**Written instruction**
Find all lines in the listing that include the word "source", then copy them.

**Dataset extract**
- - - - -
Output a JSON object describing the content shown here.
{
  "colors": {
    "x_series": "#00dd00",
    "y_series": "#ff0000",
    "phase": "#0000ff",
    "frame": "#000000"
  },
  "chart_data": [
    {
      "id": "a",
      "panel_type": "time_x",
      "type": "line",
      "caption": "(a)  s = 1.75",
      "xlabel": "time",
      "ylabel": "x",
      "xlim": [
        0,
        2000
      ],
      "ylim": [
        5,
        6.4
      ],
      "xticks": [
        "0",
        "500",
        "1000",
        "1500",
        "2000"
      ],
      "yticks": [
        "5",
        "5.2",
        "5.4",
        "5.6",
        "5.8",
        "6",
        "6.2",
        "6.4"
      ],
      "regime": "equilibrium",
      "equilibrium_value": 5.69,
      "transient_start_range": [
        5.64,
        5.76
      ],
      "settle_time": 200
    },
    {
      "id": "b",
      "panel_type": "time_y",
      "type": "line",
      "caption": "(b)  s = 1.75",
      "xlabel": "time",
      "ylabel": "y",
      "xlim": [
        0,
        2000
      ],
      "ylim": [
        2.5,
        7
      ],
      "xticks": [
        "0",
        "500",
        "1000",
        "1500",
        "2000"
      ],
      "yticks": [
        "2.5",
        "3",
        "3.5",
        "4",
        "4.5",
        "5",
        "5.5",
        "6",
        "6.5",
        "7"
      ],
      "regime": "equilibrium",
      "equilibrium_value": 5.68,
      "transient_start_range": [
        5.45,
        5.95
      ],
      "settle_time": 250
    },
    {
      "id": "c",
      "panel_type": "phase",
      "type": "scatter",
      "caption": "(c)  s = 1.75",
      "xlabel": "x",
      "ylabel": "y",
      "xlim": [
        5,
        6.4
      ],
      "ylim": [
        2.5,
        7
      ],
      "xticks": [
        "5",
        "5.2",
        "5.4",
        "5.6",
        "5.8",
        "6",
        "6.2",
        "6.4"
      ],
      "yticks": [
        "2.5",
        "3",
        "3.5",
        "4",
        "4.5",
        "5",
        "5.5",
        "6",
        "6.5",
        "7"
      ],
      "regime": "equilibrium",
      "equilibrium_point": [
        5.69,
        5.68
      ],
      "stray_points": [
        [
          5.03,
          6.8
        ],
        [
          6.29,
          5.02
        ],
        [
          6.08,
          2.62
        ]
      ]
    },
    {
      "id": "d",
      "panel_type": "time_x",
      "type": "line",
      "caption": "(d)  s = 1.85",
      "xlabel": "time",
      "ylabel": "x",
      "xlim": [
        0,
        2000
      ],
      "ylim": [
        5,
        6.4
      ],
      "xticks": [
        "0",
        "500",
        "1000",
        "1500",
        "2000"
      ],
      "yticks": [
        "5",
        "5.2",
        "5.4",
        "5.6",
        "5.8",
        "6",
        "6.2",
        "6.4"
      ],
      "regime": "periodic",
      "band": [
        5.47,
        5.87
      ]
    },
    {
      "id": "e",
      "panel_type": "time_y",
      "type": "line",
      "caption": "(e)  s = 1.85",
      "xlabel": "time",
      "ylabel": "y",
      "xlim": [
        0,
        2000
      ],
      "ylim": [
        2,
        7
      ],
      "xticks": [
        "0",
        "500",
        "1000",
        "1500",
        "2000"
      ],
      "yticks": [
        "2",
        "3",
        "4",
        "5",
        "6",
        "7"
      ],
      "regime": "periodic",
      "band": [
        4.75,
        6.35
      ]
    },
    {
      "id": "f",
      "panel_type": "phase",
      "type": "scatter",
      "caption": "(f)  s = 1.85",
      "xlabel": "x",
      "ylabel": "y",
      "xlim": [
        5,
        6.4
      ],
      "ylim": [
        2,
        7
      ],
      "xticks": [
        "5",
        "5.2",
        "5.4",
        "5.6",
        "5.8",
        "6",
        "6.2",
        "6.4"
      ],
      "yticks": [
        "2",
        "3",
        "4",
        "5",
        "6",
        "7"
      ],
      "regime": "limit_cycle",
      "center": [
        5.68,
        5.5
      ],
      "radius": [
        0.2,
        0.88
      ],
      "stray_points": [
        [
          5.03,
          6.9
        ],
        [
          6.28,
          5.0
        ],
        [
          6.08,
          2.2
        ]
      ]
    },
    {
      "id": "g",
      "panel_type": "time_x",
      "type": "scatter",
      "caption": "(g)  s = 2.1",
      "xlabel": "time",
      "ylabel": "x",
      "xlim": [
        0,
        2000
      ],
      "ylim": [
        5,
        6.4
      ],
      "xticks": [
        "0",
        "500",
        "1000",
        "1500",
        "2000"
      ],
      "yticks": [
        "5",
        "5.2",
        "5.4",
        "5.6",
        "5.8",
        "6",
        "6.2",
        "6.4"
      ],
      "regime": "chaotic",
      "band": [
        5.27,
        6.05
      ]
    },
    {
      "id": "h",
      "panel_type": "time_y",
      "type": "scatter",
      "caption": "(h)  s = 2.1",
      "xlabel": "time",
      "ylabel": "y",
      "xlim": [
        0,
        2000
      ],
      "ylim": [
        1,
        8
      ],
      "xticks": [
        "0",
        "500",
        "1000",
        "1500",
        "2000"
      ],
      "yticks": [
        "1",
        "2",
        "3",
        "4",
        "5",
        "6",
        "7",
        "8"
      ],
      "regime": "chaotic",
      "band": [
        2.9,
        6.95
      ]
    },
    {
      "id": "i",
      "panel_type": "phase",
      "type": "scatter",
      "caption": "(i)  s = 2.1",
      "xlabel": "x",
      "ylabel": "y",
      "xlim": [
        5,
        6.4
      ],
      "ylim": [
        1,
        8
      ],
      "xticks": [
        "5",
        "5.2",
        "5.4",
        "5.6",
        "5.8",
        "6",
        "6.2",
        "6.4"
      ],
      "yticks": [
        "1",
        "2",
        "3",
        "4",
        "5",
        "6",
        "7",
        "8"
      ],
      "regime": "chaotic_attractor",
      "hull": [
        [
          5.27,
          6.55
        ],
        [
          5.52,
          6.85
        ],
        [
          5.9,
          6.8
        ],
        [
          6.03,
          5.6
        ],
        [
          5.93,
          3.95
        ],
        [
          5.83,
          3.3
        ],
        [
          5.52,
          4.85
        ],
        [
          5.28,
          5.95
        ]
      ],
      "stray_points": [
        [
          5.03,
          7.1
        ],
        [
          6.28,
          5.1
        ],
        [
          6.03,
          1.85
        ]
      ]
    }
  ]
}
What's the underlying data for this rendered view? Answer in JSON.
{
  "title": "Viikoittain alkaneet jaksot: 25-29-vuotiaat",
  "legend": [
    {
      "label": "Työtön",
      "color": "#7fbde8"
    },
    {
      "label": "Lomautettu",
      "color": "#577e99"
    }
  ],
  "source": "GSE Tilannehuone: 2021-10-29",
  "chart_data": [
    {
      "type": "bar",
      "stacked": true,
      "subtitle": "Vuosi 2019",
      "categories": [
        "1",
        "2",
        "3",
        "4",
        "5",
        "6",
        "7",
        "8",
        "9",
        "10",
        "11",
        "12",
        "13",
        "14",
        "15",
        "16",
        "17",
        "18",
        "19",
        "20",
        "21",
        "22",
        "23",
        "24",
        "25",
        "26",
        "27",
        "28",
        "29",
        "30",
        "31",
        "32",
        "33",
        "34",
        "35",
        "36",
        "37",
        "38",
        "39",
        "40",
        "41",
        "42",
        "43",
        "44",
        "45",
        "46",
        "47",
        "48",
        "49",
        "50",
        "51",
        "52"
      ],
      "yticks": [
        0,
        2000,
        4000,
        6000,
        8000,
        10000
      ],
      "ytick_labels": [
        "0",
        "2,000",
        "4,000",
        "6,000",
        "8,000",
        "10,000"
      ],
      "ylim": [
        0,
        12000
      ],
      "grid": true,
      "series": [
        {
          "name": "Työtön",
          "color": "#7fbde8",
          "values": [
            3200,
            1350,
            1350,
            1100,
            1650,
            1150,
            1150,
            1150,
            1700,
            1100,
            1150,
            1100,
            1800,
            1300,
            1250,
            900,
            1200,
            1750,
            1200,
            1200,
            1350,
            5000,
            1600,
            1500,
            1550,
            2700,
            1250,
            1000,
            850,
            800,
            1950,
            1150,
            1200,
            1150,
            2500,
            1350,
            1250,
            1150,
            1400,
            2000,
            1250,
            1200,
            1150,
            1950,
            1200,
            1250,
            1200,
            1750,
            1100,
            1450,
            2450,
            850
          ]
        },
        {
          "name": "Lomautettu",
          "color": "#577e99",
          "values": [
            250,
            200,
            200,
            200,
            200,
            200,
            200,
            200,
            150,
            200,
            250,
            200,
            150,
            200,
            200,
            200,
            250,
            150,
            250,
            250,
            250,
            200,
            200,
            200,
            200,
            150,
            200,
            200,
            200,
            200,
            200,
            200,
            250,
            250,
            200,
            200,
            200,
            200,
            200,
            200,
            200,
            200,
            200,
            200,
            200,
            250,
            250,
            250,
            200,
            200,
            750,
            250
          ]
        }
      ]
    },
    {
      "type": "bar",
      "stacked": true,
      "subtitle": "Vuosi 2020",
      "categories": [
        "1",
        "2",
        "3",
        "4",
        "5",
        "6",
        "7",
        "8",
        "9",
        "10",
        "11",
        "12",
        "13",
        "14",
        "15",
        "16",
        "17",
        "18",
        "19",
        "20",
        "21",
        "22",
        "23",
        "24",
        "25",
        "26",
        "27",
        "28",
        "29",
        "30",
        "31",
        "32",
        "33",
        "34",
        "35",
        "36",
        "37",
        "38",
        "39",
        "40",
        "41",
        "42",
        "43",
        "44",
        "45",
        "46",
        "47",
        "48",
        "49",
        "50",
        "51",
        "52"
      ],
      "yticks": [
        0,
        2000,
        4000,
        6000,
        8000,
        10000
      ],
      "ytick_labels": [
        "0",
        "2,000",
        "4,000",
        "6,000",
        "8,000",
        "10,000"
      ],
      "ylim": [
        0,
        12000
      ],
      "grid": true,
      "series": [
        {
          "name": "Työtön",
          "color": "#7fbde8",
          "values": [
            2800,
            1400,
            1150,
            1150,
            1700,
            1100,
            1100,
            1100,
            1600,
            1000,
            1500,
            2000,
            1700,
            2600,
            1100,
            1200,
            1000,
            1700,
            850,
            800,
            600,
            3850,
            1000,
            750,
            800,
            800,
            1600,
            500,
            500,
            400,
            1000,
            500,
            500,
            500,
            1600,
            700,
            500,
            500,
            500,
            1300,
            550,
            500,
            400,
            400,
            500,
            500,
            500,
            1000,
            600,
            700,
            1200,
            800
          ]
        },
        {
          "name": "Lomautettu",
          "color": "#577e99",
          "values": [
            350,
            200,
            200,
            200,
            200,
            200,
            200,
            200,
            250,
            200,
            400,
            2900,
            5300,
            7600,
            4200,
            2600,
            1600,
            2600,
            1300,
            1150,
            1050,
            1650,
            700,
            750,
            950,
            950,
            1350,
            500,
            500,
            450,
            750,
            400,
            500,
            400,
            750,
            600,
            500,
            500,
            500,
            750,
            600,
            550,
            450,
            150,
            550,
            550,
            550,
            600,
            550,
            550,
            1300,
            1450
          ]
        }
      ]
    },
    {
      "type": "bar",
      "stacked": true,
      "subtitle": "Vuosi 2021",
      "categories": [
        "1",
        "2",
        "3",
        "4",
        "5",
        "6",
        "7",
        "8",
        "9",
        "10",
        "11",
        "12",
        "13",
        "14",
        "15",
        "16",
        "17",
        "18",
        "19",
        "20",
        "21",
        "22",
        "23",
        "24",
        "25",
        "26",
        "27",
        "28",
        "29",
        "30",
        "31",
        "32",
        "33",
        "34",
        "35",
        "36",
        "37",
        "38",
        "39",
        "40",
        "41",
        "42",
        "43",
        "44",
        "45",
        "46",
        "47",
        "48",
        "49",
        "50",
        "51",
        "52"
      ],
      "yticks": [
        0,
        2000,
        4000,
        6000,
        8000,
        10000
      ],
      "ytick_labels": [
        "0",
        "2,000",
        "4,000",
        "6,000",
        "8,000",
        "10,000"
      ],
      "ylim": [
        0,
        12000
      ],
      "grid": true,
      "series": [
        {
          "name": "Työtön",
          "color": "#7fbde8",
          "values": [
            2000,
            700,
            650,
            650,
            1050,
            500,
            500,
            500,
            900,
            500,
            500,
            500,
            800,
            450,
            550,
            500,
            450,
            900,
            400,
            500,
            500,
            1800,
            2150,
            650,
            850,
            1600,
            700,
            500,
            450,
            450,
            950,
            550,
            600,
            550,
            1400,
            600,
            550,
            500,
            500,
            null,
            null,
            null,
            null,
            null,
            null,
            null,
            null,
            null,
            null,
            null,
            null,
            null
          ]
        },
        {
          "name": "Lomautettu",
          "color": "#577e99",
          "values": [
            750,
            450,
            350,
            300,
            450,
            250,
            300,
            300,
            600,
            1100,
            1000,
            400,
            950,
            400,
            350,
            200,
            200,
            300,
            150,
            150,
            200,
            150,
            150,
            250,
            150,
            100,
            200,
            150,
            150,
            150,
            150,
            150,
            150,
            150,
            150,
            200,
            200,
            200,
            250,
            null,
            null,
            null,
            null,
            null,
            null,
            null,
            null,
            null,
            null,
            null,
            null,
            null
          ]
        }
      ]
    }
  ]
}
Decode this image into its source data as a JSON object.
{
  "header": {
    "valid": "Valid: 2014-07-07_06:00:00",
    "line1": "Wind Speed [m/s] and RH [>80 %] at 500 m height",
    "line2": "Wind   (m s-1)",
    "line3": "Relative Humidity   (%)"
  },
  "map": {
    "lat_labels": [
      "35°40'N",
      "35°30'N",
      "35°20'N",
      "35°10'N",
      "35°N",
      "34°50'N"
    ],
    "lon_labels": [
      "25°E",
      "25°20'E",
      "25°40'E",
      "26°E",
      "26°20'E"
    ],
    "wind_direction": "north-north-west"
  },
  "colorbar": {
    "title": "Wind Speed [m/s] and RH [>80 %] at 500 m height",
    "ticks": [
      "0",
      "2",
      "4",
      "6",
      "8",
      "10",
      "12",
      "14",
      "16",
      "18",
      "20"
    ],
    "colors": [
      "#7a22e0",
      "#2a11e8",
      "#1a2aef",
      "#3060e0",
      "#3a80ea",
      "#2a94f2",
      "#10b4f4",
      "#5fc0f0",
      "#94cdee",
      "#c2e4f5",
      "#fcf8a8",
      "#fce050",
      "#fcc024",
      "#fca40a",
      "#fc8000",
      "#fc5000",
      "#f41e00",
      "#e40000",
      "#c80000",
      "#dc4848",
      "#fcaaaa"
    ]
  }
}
- - - - -
**Result of the exercise**
  "source": "GSE Tilannehuone: 2021-10-29",
Decode this image into its source data as a JSON object.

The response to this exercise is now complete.